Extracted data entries
▼

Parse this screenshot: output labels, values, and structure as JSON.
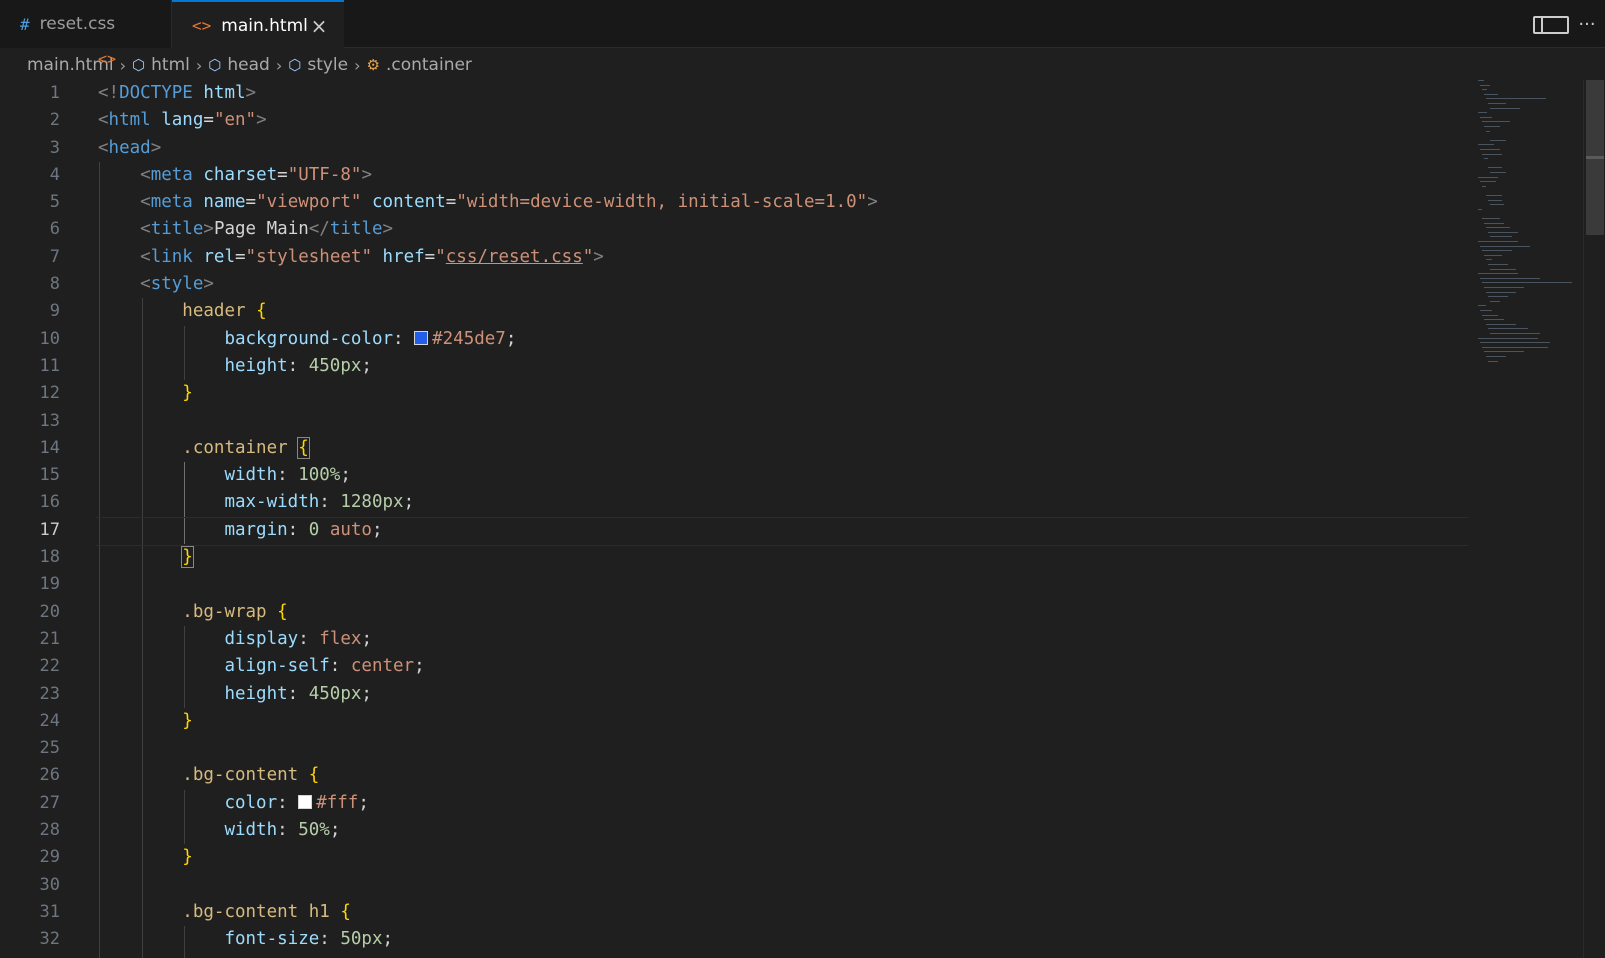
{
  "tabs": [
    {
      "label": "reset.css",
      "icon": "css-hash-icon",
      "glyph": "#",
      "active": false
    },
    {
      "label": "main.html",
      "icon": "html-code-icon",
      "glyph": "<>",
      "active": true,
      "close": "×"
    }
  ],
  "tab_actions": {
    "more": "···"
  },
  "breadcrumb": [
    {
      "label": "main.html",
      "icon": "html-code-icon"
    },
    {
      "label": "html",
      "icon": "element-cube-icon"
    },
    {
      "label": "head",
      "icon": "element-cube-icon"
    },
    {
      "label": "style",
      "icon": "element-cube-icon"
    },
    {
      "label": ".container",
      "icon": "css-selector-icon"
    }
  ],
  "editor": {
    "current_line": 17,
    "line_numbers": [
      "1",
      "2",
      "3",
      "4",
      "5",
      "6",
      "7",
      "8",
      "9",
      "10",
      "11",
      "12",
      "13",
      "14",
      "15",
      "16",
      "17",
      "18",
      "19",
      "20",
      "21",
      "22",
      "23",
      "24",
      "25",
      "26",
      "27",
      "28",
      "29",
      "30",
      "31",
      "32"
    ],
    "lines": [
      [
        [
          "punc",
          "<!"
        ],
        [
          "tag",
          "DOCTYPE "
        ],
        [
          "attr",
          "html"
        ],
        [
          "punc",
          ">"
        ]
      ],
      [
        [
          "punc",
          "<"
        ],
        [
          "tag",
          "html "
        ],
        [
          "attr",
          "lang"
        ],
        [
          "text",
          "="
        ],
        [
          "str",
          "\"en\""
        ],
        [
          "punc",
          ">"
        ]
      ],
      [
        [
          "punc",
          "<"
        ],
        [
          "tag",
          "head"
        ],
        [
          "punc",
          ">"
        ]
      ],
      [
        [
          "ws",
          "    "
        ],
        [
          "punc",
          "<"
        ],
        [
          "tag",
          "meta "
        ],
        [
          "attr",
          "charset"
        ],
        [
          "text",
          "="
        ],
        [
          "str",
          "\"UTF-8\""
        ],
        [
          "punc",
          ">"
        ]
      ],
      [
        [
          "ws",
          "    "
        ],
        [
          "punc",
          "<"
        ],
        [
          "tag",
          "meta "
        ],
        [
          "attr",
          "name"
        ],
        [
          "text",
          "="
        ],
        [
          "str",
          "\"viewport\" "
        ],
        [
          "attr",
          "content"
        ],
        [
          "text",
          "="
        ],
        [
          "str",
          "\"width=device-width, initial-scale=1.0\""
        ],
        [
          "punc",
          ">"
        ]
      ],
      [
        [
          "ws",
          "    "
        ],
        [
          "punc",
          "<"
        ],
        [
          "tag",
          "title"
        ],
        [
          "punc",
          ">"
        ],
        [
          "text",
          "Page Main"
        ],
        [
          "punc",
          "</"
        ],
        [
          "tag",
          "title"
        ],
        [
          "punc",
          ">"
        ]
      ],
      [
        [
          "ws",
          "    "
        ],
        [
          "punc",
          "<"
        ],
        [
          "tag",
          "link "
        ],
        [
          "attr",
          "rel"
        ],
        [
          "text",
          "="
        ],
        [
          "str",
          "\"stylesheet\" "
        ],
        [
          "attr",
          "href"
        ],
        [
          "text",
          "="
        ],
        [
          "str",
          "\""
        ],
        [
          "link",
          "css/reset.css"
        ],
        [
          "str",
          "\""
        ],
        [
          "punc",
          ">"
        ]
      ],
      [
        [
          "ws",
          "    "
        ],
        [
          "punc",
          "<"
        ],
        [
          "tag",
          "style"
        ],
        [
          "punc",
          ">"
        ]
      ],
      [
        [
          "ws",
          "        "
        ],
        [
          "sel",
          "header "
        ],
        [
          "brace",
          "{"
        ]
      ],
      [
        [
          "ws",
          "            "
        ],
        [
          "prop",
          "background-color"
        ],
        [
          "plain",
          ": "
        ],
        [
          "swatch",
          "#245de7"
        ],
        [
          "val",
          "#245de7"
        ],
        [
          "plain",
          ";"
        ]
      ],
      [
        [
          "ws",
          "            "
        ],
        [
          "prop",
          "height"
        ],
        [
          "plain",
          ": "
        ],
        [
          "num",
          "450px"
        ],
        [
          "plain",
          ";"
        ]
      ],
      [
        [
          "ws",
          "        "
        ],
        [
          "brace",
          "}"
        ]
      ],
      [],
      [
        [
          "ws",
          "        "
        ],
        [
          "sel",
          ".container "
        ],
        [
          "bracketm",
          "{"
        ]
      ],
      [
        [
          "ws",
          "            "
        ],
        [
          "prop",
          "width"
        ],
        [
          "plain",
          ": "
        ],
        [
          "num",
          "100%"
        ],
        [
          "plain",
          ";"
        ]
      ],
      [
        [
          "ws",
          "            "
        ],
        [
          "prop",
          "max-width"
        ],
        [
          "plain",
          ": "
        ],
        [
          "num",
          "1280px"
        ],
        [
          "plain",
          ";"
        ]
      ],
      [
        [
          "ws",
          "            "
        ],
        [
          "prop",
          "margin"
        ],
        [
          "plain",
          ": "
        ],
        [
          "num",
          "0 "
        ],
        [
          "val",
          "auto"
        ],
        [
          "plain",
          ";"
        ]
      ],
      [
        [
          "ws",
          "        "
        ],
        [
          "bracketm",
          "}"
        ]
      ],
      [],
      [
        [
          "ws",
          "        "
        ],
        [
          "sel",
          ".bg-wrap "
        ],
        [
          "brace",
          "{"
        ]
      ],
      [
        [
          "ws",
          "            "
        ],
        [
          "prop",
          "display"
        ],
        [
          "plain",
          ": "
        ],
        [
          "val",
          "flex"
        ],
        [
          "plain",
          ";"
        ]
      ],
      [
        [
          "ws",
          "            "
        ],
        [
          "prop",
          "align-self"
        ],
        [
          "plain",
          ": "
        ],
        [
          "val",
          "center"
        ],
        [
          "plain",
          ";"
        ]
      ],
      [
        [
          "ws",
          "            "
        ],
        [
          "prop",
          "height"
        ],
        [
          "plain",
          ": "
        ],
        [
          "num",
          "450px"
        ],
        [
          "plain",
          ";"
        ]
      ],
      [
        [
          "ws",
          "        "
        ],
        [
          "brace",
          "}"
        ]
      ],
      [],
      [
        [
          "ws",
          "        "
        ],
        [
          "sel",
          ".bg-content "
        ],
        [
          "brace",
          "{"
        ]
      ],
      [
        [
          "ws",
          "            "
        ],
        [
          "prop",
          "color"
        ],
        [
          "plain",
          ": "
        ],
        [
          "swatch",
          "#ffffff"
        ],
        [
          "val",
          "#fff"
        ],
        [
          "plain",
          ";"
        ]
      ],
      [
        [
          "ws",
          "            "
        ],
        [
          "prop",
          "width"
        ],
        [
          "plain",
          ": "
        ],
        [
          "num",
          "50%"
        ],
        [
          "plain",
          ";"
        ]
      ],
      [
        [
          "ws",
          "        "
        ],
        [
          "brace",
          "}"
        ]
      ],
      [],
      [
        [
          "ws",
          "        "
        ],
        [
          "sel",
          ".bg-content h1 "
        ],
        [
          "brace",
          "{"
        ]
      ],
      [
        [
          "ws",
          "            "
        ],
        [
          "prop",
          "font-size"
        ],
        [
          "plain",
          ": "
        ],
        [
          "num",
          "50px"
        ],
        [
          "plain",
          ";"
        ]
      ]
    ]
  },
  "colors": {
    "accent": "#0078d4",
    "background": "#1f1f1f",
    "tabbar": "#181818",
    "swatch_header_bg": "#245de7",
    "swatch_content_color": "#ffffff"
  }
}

▲
▼

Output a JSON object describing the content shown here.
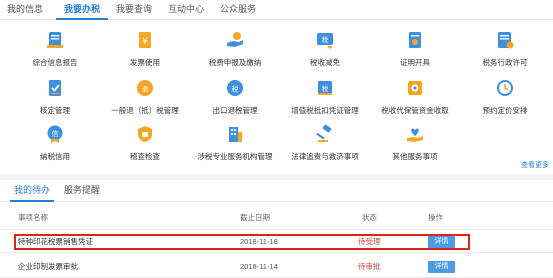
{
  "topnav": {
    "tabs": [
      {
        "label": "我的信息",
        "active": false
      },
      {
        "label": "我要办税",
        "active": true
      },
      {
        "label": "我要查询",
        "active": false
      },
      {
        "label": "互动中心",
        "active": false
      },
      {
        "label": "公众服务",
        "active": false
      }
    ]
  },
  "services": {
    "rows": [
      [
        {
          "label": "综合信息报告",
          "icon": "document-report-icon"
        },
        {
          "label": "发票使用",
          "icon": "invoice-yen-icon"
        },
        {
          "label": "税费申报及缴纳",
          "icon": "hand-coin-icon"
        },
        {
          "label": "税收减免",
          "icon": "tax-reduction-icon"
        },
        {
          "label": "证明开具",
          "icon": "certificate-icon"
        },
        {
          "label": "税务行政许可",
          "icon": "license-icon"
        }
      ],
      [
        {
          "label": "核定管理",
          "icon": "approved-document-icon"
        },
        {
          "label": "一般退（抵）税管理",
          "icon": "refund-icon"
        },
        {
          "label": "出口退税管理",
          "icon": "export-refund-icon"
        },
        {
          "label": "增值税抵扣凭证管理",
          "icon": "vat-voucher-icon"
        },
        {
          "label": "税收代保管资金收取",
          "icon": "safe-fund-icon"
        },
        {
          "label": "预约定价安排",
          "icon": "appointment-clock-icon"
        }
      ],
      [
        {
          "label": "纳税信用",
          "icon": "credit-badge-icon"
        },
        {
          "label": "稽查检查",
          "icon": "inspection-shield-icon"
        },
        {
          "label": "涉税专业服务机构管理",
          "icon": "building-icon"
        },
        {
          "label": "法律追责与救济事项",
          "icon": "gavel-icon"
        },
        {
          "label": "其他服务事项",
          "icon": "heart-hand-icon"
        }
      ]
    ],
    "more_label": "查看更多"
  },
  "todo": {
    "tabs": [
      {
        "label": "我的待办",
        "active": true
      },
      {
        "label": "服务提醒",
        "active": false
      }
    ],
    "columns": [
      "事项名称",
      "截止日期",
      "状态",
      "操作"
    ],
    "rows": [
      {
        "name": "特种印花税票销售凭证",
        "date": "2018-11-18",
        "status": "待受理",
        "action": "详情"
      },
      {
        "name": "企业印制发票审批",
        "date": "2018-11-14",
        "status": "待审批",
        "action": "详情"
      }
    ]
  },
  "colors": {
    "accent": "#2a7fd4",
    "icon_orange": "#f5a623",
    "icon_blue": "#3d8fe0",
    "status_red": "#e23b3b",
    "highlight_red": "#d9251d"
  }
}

▲

■ **EXERCISE BRIEF**:
Using the records above, copy every line that has the word "refund" in it.

■ **WRITTEN ANSWER**:
          "icon": "refund-icon"
          "icon": "export-refund-icon"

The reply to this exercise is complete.